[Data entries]
■ ■ ■ ■ ■ ■ ■

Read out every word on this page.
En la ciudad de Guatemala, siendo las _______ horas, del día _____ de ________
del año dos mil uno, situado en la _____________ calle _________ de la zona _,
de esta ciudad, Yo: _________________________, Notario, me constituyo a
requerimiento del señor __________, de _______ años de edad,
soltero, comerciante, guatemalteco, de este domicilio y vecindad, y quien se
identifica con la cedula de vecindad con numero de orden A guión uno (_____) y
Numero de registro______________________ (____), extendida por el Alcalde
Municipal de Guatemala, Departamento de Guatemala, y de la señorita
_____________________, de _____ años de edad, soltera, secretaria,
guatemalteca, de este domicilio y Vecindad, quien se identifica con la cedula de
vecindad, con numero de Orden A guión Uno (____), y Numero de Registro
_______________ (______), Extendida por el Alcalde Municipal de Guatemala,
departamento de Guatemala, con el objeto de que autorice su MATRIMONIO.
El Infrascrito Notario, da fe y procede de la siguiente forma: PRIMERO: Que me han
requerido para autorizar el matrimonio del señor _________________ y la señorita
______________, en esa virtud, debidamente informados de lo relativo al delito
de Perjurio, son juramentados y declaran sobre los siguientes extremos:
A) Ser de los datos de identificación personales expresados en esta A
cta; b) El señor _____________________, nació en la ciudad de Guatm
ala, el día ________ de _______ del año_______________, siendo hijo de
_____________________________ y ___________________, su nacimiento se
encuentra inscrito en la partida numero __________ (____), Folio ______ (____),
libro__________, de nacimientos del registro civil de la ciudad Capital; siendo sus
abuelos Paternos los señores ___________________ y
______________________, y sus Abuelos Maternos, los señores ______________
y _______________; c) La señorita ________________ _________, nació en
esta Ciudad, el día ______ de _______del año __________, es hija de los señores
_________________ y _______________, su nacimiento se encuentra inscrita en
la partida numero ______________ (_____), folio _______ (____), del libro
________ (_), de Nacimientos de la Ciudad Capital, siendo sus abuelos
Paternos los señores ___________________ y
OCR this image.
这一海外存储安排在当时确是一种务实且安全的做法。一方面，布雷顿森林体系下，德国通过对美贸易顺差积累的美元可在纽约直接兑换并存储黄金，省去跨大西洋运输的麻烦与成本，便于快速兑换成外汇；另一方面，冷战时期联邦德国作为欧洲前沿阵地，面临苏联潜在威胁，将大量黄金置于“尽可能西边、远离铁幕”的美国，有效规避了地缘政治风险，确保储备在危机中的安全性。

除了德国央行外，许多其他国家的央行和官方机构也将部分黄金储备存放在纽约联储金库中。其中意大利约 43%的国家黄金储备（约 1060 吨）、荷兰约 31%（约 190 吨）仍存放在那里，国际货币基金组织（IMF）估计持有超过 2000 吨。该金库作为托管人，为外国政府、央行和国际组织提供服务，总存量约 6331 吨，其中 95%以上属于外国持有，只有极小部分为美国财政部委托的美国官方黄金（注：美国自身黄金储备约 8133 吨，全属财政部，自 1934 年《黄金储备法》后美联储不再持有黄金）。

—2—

■ ■ ■ ■ ■ ■ ■

_What to produce:_ Write out every entry exactly as given.

_Finished exercise:_
Read out every word on this page.
En la ciudad de Guatemala, siendo las _______ horas, del día _____ de ________
del año dos mil uno, situado en la _____________ calle _________ de la zona _,
de esta ciudad, Yo: _________________________, Notario, me constituyo a
requerimiento del señor __________, de _______ años de edad,
soltero, comerciante, guatemalteco, de este domicilio y vecindad, y quien se
identifica con la cedula de vecindad con numero de orden A guión uno (_____) y
Numero de registro______________________ (____), extendida por el Alcalde
Municipal de Guatemala, Departamento de Guatemala, y de la señorita
_____________________, de _____ años de edad, soltera, secretaria,
guatemalteca, de este domicilio y Vecindad, quien se identifica con la cedula de
vecindad, con numero de Orden A guión Uno (____), y Numero de Registro
_______________ (______), Extendida por el Alcalde Municipal de Guatemala,
departamento de Guatemala, con el objeto de que autorice su MATRIMONIO.
El Infrascrito Notario, da fe y procede de la siguiente forma: PRIMERO: Que me han
requerido para autorizar el matrimonio del señor _________________ y la señorita
______________, en esa virtud, debidamente informados de lo relativo al delito
de Perjurio, son juramentados y declaran sobre los siguientes extremos:
A) Ser de los datos de identificación personales expresados en esta A
cta; b) El señor _____________________, nació en la ciudad de Guatm
ala, el día ________ de _______ del año_______________, siendo hijo de
_____________________________ y ___________________, su nacimiento se
encuentra inscrito en la partida numero __________ (____), Folio ______ (____),
libro__________, de nacimientos del registro civil de la ciudad Capital; siendo sus
abuelos Paternos los señores ___________________ y
______________________, y sus Abuelos Maternos, los señores ______________
y _______________; c) La señorita ________________ _________, nació en
esta Ciudad, el día ______ de _______del año __________, es hija de los señores
_________________ y _______________, su nacimiento se encuentra inscrita en
la partida numero ______________ (_____), folio _______ (____), del libro
________ (_), de Nacimientos de la Ciudad Capital, siendo sus abuelos
Paternos los señores ___________________ y
OCR this image.
这一海外存储安排在当时确是一种务实且安全的做法。一方面，布雷顿森林体系下，德国通过对美贸易顺差积累的美元可在纽约直接兑换并存储黄金，省去跨大西洋运输的麻烦与成本，便于快速兑换成外汇；另一方面，冷战时期联邦德国作为欧洲前沿阵地，面临苏联潜在威胁，将大量黄金置于“尽可能西边、远离铁幕”的美国，有效规避了地缘政治风险，确保储备在危机中的安全性。

除了德国央行外，许多其他国家的央行和官方机构也将部分黄金储备存放在纽约联储金库中。其中意大利约 43%的国家黄金储备（约 1060 吨）、荷兰约 31%（约 190 吨）仍存放在那里，国际货币基金组织（IMF）估计持有超过 2000 吨。该金库作为托管人，为外国政府、央行和国际组织提供服务，总存量约 6331 吨，其中 95%以上属于外国持有，只有极小部分为美国财政部委托的美国官方黄金（注：美国自身黄金储备约 8133 吨，全属财政部，自 1934 年《黄金储备法》后美联储不再持有黄金）。

—2—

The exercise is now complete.